Aim of the exercise: Retype all the records below exactly as they are, with no image carried over.
▼
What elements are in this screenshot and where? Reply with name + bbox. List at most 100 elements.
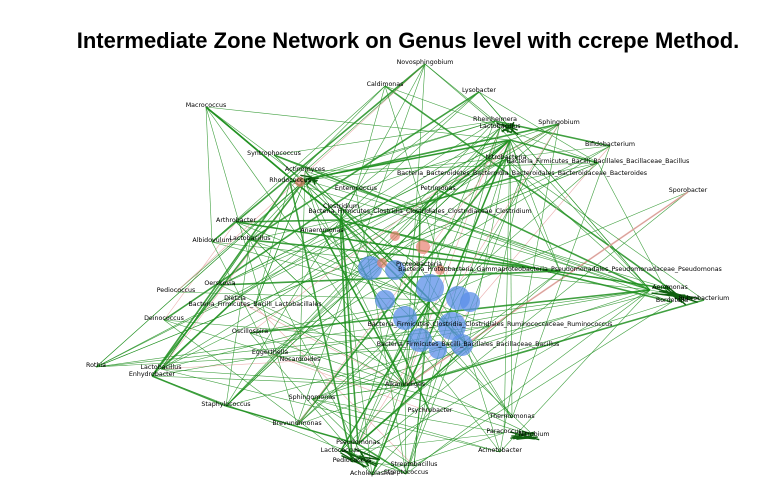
positive-edge xyxy=(511,129,519,136)
node-circle xyxy=(438,312,466,340)
node-label: Eggerthella xyxy=(252,349,288,356)
positive-edge xyxy=(404,270,561,387)
positive-edge xyxy=(506,126,509,133)
positive-edge xyxy=(205,106,298,426)
node-circle xyxy=(416,240,430,254)
positive-edge xyxy=(509,431,540,441)
positive-edge xyxy=(413,299,431,467)
positive-edge xyxy=(308,177,318,182)
positive-edge xyxy=(503,139,511,434)
node-label: Sphingomonas xyxy=(289,394,336,401)
node-label: Rothia xyxy=(86,362,106,369)
positive-edge xyxy=(163,189,357,321)
node-label: Psychrobacter xyxy=(408,407,453,414)
positive-edge xyxy=(357,299,431,445)
node-circle xyxy=(393,306,417,330)
positive-edge xyxy=(339,91,480,221)
node-label: Deinococcus xyxy=(144,315,184,322)
node-label: Bacteria_Bacteroidetes_Bacteroidia_Bacte… xyxy=(397,170,647,177)
positive-edge xyxy=(160,368,501,453)
positive-edge xyxy=(211,63,426,243)
node-label: Enterococcus xyxy=(335,185,377,192)
positive-edge xyxy=(351,191,689,463)
node-circle xyxy=(385,260,405,280)
positive-edge xyxy=(160,145,611,370)
positive-edge xyxy=(339,219,513,419)
node-label: Anaeromonas xyxy=(300,227,343,234)
positive-edge xyxy=(339,432,505,453)
positive-edge xyxy=(289,181,353,463)
positive-edge xyxy=(304,63,426,172)
positive-edge xyxy=(249,239,431,301)
positive-edge xyxy=(235,221,671,290)
positive-edge xyxy=(437,139,511,191)
positive-edge xyxy=(404,63,426,387)
node-label: Dietzia xyxy=(224,295,246,302)
node-circle xyxy=(460,292,480,312)
node-circle xyxy=(390,231,400,241)
positive-edge xyxy=(205,106,341,221)
node-label: Nocardioides xyxy=(280,356,321,363)
positive-edge xyxy=(273,154,651,291)
positive-edge xyxy=(175,179,306,293)
positive-edge xyxy=(211,241,651,291)
negative-edge xyxy=(269,353,431,413)
positive-edge xyxy=(499,127,651,291)
positive-edge xyxy=(163,319,535,437)
node-label: Bifidobacterium xyxy=(585,141,635,148)
negative-edge xyxy=(160,360,301,370)
positive-edge xyxy=(413,301,673,467)
edge-layer xyxy=(95,63,705,476)
node-label: Paracoccus xyxy=(486,428,521,435)
positive-edge xyxy=(249,239,373,476)
positive-edge xyxy=(514,432,535,435)
positive-edge xyxy=(311,398,501,453)
positive-edge xyxy=(289,181,651,291)
positive-edge xyxy=(521,174,651,291)
positive-edge xyxy=(219,158,507,286)
positive-edge xyxy=(95,289,651,368)
positive-edge xyxy=(355,189,407,475)
node-label: Aeromonas xyxy=(652,284,688,291)
node-label: Rhodococcus xyxy=(269,177,311,184)
positive-edge xyxy=(205,106,213,243)
node-label: Oscillospira xyxy=(232,328,268,335)
positive-edge xyxy=(304,145,611,181)
positive-edge xyxy=(289,120,496,183)
positive-edge xyxy=(299,170,306,362)
node-label: Staphylococcus xyxy=(201,401,250,408)
positive-edge xyxy=(219,284,535,437)
node-label: Actinomyces xyxy=(285,166,325,173)
node-label: Arthrobacter xyxy=(216,217,256,224)
positive-edge xyxy=(505,158,705,301)
positive-edge xyxy=(505,158,523,176)
node-label: Thermomonas xyxy=(488,413,534,420)
node-label: Bacteria_Proteobacteria_Gammaproteobacte… xyxy=(398,266,722,273)
positive-edge xyxy=(235,219,341,223)
positive-edge xyxy=(321,231,406,387)
node-circle xyxy=(375,290,395,310)
positive-edge xyxy=(413,189,439,467)
node-circle xyxy=(377,258,387,268)
positive-edge xyxy=(95,123,560,368)
positive-edge xyxy=(160,299,431,370)
positive-edge xyxy=(234,127,501,301)
node-label: Macrococcus xyxy=(186,102,227,109)
positive-edge xyxy=(510,123,514,131)
positive-edge xyxy=(355,139,511,191)
positive-edge xyxy=(355,91,480,191)
positive-edge xyxy=(304,179,323,233)
positive-edge xyxy=(437,189,651,291)
node-circle xyxy=(408,328,432,352)
node-label: Streptococcus xyxy=(384,469,429,476)
node-label: Enhydrobacter xyxy=(129,371,176,378)
node-label: Lactobacillus xyxy=(480,123,521,130)
positive-edge xyxy=(249,239,561,272)
positive-edge xyxy=(357,345,469,445)
positive-edge xyxy=(405,289,651,475)
node-label: Syntrophococcus xyxy=(247,150,301,157)
node-label: Bacteria_Firmicutes_Bacilli_Bacillales_B… xyxy=(377,341,560,348)
positive-edge xyxy=(269,353,513,419)
positive-edge xyxy=(661,293,686,296)
positive-edge xyxy=(351,461,415,467)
▲
Problem solution:
What elements are in this screenshot and where? Reply with name + bbox. List at most 100 elements.
positive-edge xyxy=(511,129,519,136)
node-circle xyxy=(438,312,466,340)
node-label: Eggerthella xyxy=(252,349,288,356)
positive-edge xyxy=(404,270,561,387)
positive-edge xyxy=(506,126,509,133)
positive-edge xyxy=(205,106,298,426)
node-circle xyxy=(416,240,430,254)
positive-edge xyxy=(509,431,540,441)
positive-edge xyxy=(413,299,431,467)
positive-edge xyxy=(308,177,318,182)
positive-edge xyxy=(503,139,511,434)
node-label: Sphingomonas xyxy=(289,394,336,401)
node-label: Rothia xyxy=(86,362,106,369)
positive-edge xyxy=(163,189,357,321)
node-label: Psychrobacter xyxy=(408,407,453,414)
positive-edge xyxy=(357,299,431,445)
node-circle xyxy=(393,306,417,330)
positive-edge xyxy=(339,91,480,221)
node-label: Deinococcus xyxy=(144,315,184,322)
node-label: Bacteria_Bacteroidetes_Bacteroidia_Bacte… xyxy=(397,170,647,177)
positive-edge xyxy=(160,368,501,453)
positive-edge xyxy=(211,63,426,243)
node-label: Enterococcus xyxy=(335,185,377,192)
positive-edge xyxy=(351,191,689,463)
node-circle xyxy=(385,260,405,280)
positive-edge xyxy=(160,145,611,370)
positive-edge xyxy=(339,219,513,419)
node-label: Anaeromonas xyxy=(300,227,343,234)
positive-edge xyxy=(339,432,505,453)
positive-edge xyxy=(289,181,353,463)
positive-edge xyxy=(304,63,426,172)
positive-edge xyxy=(249,239,431,301)
positive-edge xyxy=(235,221,671,290)
positive-edge xyxy=(437,139,511,191)
positive-edge xyxy=(404,63,426,387)
node-label: Dietzia xyxy=(224,295,246,302)
node-circle xyxy=(460,292,480,312)
node-circle xyxy=(390,231,400,241)
positive-edge xyxy=(205,106,341,221)
node-label: Nocardioides xyxy=(280,356,321,363)
positive-edge xyxy=(273,154,651,291)
positive-edge xyxy=(175,179,306,293)
positive-edge xyxy=(211,241,651,291)
negative-edge xyxy=(269,353,431,413)
positive-edge xyxy=(499,127,651,291)
positive-edge xyxy=(163,319,535,437)
node-label: Bifidobacterium xyxy=(585,141,635,148)
negative-edge xyxy=(160,360,301,370)
positive-edge xyxy=(413,301,673,467)
edge-layer xyxy=(95,63,705,476)
node-label: Paracoccus xyxy=(486,428,521,435)
positive-edge xyxy=(249,239,373,476)
positive-edge xyxy=(514,432,535,435)
positive-edge xyxy=(311,398,501,453)
positive-edge xyxy=(289,181,651,291)
positive-edge xyxy=(521,174,651,291)
positive-edge xyxy=(219,158,507,286)
positive-edge xyxy=(95,289,651,368)
positive-edge xyxy=(355,189,407,475)
node-label: Aeromonas xyxy=(652,284,688,291)
node-label: Rhodococcus xyxy=(269,177,311,184)
positive-edge xyxy=(205,106,213,243)
node-label: Oscillospira xyxy=(232,328,268,335)
positive-edge xyxy=(304,145,611,181)
positive-edge xyxy=(289,120,496,183)
positive-edge xyxy=(299,170,306,362)
node-label: Staphylococcus xyxy=(201,401,250,408)
positive-edge xyxy=(219,284,535,437)
node-label: Actinomyces xyxy=(285,166,325,173)
node-label: Arthrobacter xyxy=(216,217,256,224)
positive-edge xyxy=(505,158,705,301)
positive-edge xyxy=(505,158,523,176)
node-label: Thermomonas xyxy=(488,413,534,420)
node-label: Bacteria_Proteobacteria_Gammaproteobacte… xyxy=(398,266,722,273)
positive-edge xyxy=(235,219,341,223)
positive-edge xyxy=(321,231,406,387)
node-circle xyxy=(375,290,395,310)
positive-edge xyxy=(413,189,439,467)
node-circle xyxy=(377,258,387,268)
positive-edge xyxy=(95,123,560,368)
positive-edge xyxy=(160,299,431,370)
positive-edge xyxy=(234,127,501,301)
node-label: Macrococcus xyxy=(186,102,227,109)
positive-edge xyxy=(510,123,514,131)
positive-edge xyxy=(355,139,511,191)
positive-edge xyxy=(355,91,480,191)
positive-edge xyxy=(304,179,323,233)
positive-edge xyxy=(437,189,651,291)
node-circle xyxy=(408,328,432,352)
node-label: Streptococcus xyxy=(384,469,429,476)
node-label: Enhydrobacter xyxy=(129,371,176,378)
node-label: Lactobacillus xyxy=(480,123,521,130)
positive-edge xyxy=(249,239,561,272)
positive-edge xyxy=(357,345,469,445)
positive-edge xyxy=(405,289,651,475)
node-label: Syntrophococcus xyxy=(247,150,301,157)
node-label: Bacteria_Firmicutes_Bacilli_Bacillales_B… xyxy=(377,341,560,348)
positive-edge xyxy=(269,353,513,419)
positive-edge xyxy=(661,293,686,296)
positive-edge xyxy=(351,461,415,467)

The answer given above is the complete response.